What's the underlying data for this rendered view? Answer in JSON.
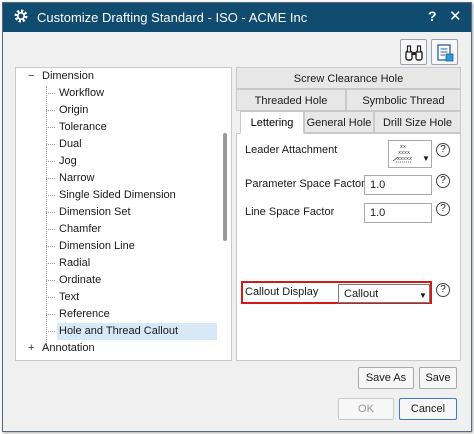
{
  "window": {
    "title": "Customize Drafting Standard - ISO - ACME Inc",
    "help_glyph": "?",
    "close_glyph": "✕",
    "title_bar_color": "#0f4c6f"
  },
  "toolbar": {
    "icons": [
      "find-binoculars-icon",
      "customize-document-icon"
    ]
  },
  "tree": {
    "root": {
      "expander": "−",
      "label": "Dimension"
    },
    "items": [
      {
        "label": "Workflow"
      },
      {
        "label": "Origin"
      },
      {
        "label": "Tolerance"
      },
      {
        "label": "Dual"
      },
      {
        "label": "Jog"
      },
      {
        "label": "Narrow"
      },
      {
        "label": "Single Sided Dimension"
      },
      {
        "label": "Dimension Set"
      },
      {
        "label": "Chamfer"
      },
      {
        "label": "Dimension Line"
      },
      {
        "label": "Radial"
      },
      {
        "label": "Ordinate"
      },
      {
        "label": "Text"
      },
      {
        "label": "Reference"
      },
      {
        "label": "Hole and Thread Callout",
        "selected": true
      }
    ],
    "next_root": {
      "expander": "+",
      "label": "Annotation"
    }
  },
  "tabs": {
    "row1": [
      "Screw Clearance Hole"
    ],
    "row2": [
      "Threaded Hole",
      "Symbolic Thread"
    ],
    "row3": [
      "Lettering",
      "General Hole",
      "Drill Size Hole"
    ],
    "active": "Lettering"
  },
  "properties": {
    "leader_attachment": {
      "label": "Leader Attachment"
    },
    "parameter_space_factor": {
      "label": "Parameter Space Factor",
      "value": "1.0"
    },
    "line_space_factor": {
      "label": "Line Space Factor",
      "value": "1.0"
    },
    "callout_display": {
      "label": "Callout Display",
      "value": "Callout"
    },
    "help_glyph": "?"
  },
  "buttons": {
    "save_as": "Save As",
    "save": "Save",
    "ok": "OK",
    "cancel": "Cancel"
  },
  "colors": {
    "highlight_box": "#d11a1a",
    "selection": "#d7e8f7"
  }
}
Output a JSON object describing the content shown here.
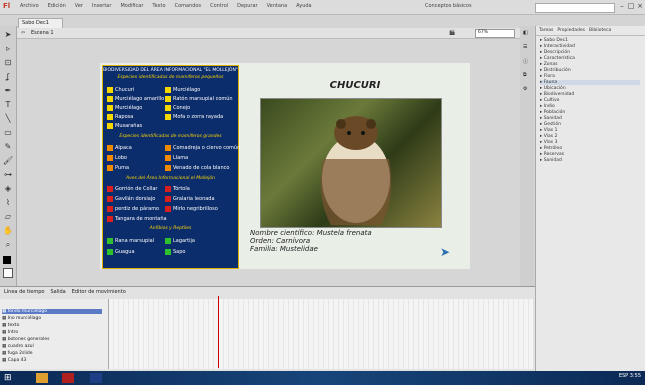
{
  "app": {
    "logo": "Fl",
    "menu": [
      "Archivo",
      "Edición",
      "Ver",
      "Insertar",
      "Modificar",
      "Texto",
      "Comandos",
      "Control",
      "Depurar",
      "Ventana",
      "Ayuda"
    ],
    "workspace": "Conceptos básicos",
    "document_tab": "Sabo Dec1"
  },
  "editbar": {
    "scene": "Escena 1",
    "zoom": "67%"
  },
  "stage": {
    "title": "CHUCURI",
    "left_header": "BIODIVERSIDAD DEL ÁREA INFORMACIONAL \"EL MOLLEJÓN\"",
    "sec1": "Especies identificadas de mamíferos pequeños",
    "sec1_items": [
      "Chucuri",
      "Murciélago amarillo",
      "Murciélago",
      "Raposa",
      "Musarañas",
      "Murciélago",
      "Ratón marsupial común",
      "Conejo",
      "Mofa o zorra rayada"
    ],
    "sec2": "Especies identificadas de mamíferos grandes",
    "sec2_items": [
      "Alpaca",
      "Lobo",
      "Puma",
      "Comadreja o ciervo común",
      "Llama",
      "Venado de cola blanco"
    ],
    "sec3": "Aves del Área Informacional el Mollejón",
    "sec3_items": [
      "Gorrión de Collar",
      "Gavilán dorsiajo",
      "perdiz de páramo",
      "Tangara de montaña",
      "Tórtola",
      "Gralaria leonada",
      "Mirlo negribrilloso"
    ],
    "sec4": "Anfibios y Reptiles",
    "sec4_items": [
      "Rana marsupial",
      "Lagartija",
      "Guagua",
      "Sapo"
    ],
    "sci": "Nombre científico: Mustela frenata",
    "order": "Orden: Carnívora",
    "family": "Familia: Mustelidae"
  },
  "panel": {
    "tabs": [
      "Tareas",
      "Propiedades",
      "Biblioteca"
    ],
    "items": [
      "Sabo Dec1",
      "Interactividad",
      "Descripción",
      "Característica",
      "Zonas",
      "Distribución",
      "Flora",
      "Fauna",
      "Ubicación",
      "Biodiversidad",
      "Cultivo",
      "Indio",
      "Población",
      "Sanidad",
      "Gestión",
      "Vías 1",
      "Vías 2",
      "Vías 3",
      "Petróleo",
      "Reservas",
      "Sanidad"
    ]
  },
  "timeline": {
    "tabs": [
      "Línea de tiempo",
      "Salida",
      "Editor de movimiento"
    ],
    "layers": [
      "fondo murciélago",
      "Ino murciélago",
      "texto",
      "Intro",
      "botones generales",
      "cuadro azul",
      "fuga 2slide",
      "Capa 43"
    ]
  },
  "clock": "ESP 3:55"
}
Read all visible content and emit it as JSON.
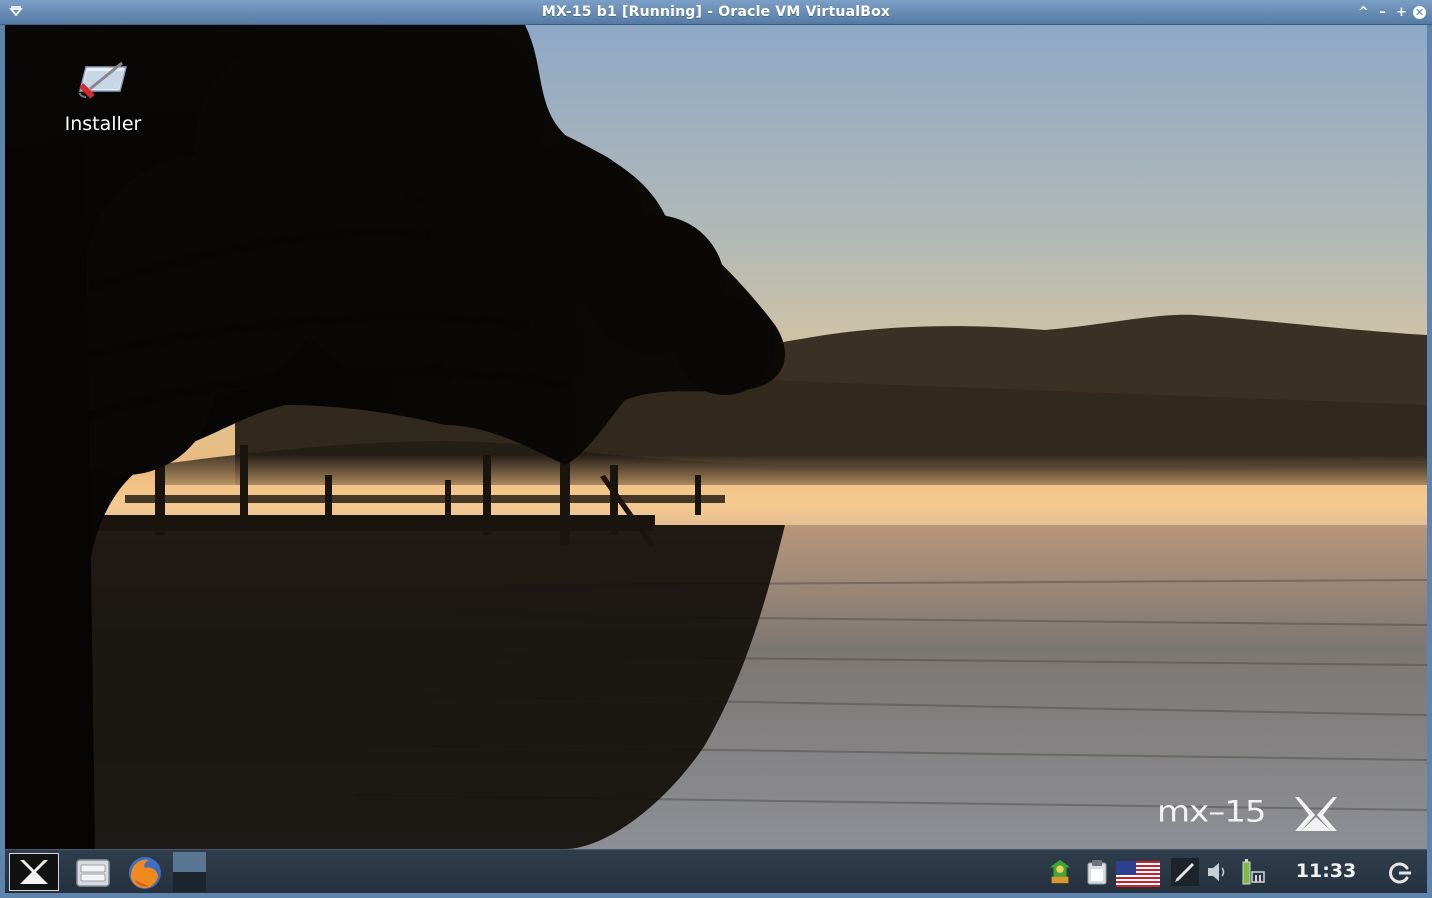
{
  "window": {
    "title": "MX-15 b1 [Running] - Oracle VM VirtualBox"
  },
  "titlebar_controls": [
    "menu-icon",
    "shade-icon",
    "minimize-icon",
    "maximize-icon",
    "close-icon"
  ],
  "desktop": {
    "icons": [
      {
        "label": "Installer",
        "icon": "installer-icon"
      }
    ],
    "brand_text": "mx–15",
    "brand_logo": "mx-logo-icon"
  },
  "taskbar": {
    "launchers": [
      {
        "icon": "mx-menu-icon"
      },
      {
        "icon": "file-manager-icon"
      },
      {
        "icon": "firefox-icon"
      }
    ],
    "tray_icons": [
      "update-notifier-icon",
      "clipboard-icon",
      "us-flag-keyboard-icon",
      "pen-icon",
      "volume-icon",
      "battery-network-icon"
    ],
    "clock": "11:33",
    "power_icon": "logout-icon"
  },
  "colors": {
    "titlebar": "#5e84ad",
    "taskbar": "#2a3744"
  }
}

....

Retype verbatim only the lines beginning with the line that contains "Read all visible content and emit it as JSON." and ending with the last line of the listing above; pictures are to be excluded.

> Written reply
Read all visible content and emit it as JSON.
{
  "window": {
    "title": "MX-15 b1 [Running] - Oracle VM VirtualBox"
  },
  "titlebar_controls": [
    "menu-icon",
    "shade-icon",
    "minimize-icon",
    "maximize-icon",
    "close-icon"
  ],
  "desktop": {
    "icons": [
      {
        "label": "Installer",
        "icon": "installer-icon"
      }
    ],
    "brand_text": "mx–15",
    "brand_logo": "mx-logo-icon"
  },
  "taskbar": {
    "launchers": [
      {
        "icon": "mx-menu-icon"
      },
      {
        "icon": "file-manager-icon"
      },
      {
        "icon": "firefox-icon"
      }
    ],
    "tray_icons": [
      "update-notifier-icon",
      "clipboard-icon",
      "us-flag-keyboard-icon",
      "pen-icon",
      "volume-icon",
      "battery-network-icon"
    ],
    "clock": "11:33",
    "power_icon": "logout-icon"
  },
  "colors": {
    "titlebar": "#5e84ad",
    "taskbar": "#2a3744"
  }
}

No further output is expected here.